**THE EXERCISE**
Write out each line from the data below that includes the word "водопроводной".

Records

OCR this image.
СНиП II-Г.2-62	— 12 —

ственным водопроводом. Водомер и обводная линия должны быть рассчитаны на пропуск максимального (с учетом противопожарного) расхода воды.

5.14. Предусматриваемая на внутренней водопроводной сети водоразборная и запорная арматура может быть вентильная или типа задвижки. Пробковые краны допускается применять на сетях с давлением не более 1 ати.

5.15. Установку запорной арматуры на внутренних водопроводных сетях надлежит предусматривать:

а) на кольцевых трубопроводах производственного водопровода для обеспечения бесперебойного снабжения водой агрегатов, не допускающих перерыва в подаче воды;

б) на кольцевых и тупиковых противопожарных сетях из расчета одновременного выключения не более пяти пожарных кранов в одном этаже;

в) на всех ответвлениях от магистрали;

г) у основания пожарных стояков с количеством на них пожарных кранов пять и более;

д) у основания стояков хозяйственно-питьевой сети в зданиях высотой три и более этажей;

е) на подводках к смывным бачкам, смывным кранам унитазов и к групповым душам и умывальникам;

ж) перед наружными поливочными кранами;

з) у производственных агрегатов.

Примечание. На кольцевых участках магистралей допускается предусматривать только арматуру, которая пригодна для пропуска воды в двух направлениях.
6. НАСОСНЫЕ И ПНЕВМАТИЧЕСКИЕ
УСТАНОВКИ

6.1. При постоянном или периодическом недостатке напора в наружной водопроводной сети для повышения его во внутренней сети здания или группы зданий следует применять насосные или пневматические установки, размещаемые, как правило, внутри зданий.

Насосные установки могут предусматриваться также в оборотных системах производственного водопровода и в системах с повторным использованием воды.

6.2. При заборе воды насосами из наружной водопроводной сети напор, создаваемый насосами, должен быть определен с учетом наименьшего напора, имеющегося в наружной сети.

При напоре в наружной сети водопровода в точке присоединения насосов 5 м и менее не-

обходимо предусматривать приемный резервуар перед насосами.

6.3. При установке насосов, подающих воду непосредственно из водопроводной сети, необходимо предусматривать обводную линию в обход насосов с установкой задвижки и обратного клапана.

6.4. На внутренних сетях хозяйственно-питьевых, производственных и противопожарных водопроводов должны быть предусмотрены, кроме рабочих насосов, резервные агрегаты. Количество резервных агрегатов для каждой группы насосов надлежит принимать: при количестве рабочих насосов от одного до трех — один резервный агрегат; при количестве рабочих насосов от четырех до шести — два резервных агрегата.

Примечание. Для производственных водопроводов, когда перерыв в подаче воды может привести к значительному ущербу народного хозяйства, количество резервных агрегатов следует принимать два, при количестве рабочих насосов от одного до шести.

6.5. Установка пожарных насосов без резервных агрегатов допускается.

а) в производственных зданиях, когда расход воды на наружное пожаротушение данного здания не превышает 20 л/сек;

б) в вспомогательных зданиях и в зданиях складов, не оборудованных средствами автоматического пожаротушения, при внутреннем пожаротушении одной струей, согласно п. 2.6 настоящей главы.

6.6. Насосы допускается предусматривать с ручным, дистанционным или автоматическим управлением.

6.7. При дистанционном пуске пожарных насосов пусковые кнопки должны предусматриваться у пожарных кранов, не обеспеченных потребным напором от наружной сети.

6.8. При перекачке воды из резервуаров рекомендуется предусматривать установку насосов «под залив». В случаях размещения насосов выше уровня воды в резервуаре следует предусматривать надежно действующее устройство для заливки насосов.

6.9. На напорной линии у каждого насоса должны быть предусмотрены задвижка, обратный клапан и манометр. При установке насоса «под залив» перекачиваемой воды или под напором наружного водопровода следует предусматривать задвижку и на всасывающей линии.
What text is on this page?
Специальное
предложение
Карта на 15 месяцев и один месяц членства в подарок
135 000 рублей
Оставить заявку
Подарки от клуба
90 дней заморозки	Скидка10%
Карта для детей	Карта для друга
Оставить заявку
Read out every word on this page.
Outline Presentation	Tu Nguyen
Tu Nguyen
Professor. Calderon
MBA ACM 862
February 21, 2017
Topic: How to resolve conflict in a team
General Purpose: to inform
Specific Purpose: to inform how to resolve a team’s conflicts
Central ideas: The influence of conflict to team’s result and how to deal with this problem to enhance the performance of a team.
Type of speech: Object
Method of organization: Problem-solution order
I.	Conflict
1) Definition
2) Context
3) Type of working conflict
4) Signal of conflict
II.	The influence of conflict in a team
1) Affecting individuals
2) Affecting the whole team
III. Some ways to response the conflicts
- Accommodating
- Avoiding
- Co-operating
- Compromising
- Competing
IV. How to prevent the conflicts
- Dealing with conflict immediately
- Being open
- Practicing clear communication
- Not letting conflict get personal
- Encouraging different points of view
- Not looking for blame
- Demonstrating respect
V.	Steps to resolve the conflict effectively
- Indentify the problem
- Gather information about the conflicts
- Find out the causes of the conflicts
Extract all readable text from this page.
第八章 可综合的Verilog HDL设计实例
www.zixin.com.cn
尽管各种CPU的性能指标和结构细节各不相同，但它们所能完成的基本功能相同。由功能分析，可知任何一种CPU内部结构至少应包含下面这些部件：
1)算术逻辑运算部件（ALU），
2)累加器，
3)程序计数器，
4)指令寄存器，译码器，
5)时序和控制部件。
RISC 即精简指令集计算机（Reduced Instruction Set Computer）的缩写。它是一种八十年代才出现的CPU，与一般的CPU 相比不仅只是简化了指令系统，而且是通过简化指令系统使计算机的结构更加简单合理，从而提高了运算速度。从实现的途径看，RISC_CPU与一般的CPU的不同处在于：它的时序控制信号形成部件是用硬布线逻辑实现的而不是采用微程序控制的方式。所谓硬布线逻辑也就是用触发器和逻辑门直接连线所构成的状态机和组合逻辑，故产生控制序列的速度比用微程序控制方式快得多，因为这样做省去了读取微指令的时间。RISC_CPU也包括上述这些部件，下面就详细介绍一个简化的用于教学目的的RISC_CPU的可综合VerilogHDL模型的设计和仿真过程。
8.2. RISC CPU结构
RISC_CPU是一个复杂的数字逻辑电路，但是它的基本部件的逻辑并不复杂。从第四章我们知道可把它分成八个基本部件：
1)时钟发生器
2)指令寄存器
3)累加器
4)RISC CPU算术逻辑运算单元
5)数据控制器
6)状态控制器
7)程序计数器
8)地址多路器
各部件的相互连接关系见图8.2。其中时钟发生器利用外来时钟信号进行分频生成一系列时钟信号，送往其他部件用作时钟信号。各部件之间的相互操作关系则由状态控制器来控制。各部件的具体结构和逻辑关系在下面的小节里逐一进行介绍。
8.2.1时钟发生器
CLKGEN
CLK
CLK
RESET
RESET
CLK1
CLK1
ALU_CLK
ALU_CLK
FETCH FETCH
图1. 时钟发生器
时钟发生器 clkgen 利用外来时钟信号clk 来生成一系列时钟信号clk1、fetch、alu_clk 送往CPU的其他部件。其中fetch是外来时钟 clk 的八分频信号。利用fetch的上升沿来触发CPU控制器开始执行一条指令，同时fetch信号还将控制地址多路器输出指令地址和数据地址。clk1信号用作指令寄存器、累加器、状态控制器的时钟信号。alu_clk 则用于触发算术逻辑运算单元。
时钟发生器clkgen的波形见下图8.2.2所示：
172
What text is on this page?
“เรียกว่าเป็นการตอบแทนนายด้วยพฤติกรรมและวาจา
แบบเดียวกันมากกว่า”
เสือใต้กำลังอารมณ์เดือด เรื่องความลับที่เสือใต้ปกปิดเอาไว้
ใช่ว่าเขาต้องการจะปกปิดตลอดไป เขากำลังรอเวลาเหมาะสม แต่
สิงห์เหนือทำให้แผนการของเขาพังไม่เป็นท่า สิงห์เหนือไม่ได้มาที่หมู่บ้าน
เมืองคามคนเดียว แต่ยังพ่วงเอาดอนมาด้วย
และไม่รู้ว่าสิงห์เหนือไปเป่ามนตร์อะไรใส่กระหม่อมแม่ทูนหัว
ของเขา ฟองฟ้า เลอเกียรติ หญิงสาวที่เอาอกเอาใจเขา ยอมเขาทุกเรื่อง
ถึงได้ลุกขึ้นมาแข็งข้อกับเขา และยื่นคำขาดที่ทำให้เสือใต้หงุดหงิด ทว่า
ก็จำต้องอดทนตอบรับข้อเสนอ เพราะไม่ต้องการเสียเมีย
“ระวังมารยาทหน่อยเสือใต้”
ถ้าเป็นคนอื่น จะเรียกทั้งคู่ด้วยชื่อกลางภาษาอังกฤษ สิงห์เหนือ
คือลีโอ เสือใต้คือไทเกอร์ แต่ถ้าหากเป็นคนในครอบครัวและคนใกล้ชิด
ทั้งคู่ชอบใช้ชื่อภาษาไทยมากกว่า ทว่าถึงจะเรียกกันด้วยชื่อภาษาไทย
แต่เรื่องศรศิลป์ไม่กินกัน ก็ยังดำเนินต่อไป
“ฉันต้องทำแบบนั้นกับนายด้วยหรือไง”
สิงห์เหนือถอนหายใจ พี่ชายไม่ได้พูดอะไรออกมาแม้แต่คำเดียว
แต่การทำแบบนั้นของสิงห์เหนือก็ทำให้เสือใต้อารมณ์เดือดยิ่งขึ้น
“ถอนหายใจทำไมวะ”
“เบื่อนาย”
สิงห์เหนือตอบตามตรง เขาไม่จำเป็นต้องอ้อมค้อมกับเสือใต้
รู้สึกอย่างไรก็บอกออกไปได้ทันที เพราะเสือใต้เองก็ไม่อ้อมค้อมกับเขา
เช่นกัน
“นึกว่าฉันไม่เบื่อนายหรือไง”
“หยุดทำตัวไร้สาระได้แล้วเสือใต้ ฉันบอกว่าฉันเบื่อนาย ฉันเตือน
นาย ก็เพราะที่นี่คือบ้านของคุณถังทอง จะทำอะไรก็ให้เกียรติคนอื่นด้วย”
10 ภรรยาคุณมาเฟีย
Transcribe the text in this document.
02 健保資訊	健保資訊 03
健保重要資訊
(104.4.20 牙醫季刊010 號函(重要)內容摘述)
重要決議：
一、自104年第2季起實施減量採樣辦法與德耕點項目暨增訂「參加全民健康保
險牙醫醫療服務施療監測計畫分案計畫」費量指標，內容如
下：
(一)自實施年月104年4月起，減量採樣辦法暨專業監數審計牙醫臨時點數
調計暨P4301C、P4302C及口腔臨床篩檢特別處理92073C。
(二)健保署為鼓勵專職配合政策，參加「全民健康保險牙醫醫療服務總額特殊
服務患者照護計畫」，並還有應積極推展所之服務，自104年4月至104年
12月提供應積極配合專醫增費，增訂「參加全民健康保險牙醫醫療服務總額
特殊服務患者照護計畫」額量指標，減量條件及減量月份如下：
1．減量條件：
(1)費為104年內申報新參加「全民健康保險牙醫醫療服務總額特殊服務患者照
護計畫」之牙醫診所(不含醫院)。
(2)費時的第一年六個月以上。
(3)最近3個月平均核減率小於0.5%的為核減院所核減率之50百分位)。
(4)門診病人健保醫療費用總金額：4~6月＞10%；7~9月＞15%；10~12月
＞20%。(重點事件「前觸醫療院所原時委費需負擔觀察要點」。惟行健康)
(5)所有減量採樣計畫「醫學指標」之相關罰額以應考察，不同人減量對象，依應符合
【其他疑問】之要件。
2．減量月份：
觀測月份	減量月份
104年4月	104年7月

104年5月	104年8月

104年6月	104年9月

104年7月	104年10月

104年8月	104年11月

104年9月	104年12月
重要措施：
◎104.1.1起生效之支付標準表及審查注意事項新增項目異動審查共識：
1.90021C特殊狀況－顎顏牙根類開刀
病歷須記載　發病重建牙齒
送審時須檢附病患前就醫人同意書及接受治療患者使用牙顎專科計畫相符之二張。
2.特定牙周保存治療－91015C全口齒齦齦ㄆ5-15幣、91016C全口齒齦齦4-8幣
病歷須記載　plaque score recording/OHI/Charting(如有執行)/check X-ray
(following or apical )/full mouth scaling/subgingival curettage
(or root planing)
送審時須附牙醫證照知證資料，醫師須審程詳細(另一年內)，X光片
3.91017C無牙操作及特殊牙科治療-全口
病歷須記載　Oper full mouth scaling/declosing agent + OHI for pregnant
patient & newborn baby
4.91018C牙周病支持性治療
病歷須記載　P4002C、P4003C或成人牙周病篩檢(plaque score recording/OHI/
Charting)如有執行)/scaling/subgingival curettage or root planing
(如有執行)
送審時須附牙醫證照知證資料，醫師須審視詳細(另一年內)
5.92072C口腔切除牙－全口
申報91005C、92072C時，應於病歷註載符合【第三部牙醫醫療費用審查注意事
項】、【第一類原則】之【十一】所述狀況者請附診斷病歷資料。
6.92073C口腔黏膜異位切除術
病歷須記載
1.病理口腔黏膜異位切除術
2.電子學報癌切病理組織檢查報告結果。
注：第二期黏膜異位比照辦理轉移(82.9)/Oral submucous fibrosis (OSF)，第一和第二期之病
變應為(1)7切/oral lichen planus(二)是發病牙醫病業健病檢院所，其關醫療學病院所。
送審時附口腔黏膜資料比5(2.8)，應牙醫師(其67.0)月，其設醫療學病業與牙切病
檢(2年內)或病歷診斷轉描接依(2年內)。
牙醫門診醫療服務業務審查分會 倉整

**REPLY**
5.14. Предусматриваемая на внутренней водопроводной сети водоразборная и запорная арматура может быть вентильная или типа задвижки. Пробковые краны допускается применять на сетях с давлением не более 1 ати.
6.1. При постоянном или периодическом недостатке напора в наружной водопроводной сети для повышения его во внутренней сети здания или группы зданий следует применять насосные или пневматические установки, размещаемые, как правило, внутри зданий.
6.2. При заборе воды насосами из наружной водопроводной сети напор, создаваемый насосами, должен быть определен с учетом наименьшего напора, имеющегося в наружной сети.
6.3. При установке насосов, подающих воду непосредственно из водопроводной сети, необходимо предусматривать обводную линию в обход насосов с установкой задвижки и обратного клапана.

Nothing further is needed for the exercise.